=== Exercise description ===
Write each record again exactly as it stands.

[Records from a data collection]
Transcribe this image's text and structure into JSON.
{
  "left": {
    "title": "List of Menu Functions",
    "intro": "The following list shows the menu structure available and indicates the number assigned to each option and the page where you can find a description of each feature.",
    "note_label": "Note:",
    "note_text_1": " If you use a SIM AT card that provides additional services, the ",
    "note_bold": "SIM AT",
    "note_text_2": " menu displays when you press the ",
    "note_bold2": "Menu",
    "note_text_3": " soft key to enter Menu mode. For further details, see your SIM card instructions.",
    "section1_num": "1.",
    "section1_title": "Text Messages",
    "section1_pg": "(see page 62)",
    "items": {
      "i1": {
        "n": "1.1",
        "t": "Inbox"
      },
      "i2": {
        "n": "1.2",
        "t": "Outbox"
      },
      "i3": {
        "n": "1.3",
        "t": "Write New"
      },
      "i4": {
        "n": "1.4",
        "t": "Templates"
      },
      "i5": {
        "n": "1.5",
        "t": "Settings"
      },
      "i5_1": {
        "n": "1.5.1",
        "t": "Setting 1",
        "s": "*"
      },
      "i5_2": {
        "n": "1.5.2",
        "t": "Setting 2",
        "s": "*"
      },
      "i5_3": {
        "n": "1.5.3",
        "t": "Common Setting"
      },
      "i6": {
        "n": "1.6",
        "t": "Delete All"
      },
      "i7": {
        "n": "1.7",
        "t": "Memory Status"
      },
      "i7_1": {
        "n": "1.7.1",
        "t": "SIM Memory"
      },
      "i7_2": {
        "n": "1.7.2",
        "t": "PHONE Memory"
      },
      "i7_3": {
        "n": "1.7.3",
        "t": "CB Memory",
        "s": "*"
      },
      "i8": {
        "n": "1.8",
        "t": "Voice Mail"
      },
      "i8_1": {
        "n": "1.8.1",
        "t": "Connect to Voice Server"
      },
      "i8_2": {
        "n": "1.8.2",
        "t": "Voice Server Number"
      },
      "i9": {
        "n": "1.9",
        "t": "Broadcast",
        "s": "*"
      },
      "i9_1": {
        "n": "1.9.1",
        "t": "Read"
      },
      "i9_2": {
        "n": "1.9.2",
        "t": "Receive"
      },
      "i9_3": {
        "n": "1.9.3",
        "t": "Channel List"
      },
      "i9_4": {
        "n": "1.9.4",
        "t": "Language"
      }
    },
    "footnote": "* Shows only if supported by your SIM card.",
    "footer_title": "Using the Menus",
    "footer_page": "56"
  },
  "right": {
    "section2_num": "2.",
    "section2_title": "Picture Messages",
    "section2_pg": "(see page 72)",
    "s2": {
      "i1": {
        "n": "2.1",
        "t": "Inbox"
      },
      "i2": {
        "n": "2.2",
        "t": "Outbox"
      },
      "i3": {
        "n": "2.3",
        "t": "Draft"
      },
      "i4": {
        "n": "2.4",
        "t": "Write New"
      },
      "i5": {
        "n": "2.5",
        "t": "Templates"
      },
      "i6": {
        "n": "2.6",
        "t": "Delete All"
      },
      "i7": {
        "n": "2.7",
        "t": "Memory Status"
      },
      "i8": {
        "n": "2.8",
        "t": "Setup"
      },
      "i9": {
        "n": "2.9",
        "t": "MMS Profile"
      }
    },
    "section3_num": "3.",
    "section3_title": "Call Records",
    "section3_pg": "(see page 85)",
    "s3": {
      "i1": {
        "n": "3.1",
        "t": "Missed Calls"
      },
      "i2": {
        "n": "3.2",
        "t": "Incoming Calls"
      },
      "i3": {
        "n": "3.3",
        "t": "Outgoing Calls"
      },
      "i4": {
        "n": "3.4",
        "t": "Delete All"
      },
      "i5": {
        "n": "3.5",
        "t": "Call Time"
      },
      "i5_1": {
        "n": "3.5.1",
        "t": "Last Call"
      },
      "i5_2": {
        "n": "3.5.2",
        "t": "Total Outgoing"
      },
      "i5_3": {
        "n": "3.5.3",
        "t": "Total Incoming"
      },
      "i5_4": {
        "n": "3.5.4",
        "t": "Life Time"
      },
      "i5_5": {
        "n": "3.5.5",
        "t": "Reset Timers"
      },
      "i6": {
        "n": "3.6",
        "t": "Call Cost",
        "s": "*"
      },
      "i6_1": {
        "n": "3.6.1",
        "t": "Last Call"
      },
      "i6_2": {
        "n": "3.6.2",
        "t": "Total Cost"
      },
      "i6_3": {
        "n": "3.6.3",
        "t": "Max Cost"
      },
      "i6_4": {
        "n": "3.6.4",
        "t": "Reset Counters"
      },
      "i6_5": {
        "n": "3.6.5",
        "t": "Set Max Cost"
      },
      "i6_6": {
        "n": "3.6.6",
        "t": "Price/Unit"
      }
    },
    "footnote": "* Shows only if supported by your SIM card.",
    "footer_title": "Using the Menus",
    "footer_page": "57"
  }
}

=== Task response ===
Transcribe this image's text and structure into JSON.
{
  "left": {
    "title": "List of Menu Functions",
    "intro": "The following list shows the menu structure available and indicates the number assigned to each option and the page where you can find a description of each feature.",
    "note_label": "Note:",
    "note_text_1": " If you use a SIM AT card that provides additional services, the ",
    "note_bold": "SIM AT",
    "note_text_2": " menu displays when you press the ",
    "note_bold2": "Menu",
    "note_text_3": " soft key to enter Menu mode. For further details, see your SIM card instructions.",
    "section1_num": "1.",
    "section1_title": "Text Messages",
    "section1_pg": "(see page 62)",
    "items": {
      "i1": {
        "n": "1.1",
        "t": "Inbox"
      },
      "i2": {
        "n": "1.2",
        "t": "Outbox"
      },
      "i3": {
        "n": "1.3",
        "t": "Write New"
      },
      "i4": {
        "n": "1.4",
        "t": "Templates"
      },
      "i5": {
        "n": "1.5",
        "t": "Settings"
      },
      "i5_1": {
        "n": "1.5.1",
        "t": "Setting 1",
        "s": "*"
      },
      "i5_2": {
        "n": "1.5.2",
        "t": "Setting 2",
        "s": "*"
      },
      "i5_3": {
        "n": "1.5.3",
        "t": "Common Setting"
      },
      "i6": {
        "n": "1.6",
        "t": "Delete All"
      },
      "i7": {
        "n": "1.7",
        "t": "Memory Status"
      },
      "i7_1": {
        "n": "1.7.1",
        "t": "SIM Memory"
      },
      "i7_2": {
        "n": "1.7.2",
        "t": "PHONE Memory"
      },
      "i7_3": {
        "n": "1.7.3",
        "t": "CB Memory",
        "s": "*"
      },
      "i8": {
        "n": "1.8",
        "t": "Voice Mail"
      },
      "i8_1": {
        "n": "1.8.1",
        "t": "Connect to Voice Server"
      },
      "i8_2": {
        "n": "1.8.2",
        "t": "Voice Server Number"
      },
      "i9": {
        "n": "1.9",
        "t": "Broadcast",
        "s": "*"
      },
      "i9_1": {
        "n": "1.9.1",
        "t": "Read"
      },
      "i9_2": {
        "n": "1.9.2",
        "t": "Receive"
      },
      "i9_3": {
        "n": "1.9.3",
        "t": "Channel List"
      },
      "i9_4": {
        "n": "1.9.4",
        "t": "Language"
      }
    },
    "footnote": "* Shows only if supported by your SIM card.",
    "footer_title": "Using the Menus",
    "footer_page": "56"
  },
  "right": {
    "section2_num": "2.",
    "section2_title": "Picture Messages",
    "section2_pg": "(see page 72)",
    "s2": {
      "i1": {
        "n": "2.1",
        "t": "Inbox"
      },
      "i2": {
        "n": "2.2",
        "t": "Outbox"
      },
      "i3": {
        "n": "2.3",
        "t": "Draft"
      },
      "i4": {
        "n": "2.4",
        "t": "Write New"
      },
      "i5": {
        "n": "2.5",
        "t": "Templates"
      },
      "i6": {
        "n": "2.6",
        "t": "Delete All"
      },
      "i7": {
        "n": "2.7",
        "t": "Memory Status"
      },
      "i8": {
        "n": "2.8",
        "t": "Setup"
      },
      "i9": {
        "n": "2.9",
        "t": "MMS Profile"
      }
    },
    "section3_num": "3.",
    "section3_title": "Call Records",
    "section3_pg": "(see page 85)",
    "s3": {
      "i1": {
        "n": "3.1",
        "t": "Missed Calls"
      },
      "i2": {
        "n": "3.2",
        "t": "Incoming Calls"
      },
      "i3": {
        "n": "3.3",
        "t": "Outgoing Calls"
      },
      "i4": {
        "n": "3.4",
        "t": "Delete All"
      },
      "i5": {
        "n": "3.5",
        "t": "Call Time"
      },
      "i5_1": {
        "n": "3.5.1",
        "t": "Last Call"
      },
      "i5_2": {
        "n": "3.5.2",
        "t": "Total Outgoing"
      },
      "i5_3": {
        "n": "3.5.3",
        "t": "Total Incoming"
      },
      "i5_4": {
        "n": "3.5.4",
        "t": "Life Time"
      },
      "i5_5": {
        "n": "3.5.5",
        "t": "Reset Timers"
      },
      "i6": {
        "n": "3.6",
        "t": "Call Cost",
        "s": "*"
      },
      "i6_1": {
        "n": "3.6.1",
        "t": "Last Call"
      },
      "i6_2": {
        "n": "3.6.2",
        "t": "Total Cost"
      },
      "i6_3": {
        "n": "3.6.3",
        "t": "Max Cost"
      },
      "i6_4": {
        "n": "3.6.4",
        "t": "Reset Counters"
      },
      "i6_5": {
        "n": "3.6.5",
        "t": "Set Max Cost"
      },
      "i6_6": {
        "n": "3.6.6",
        "t": "Price/Unit"
      }
    },
    "footnote": "* Shows only if supported by your SIM card.",
    "footer_title": "Using the Menus",
    "footer_page": "57"
  }
}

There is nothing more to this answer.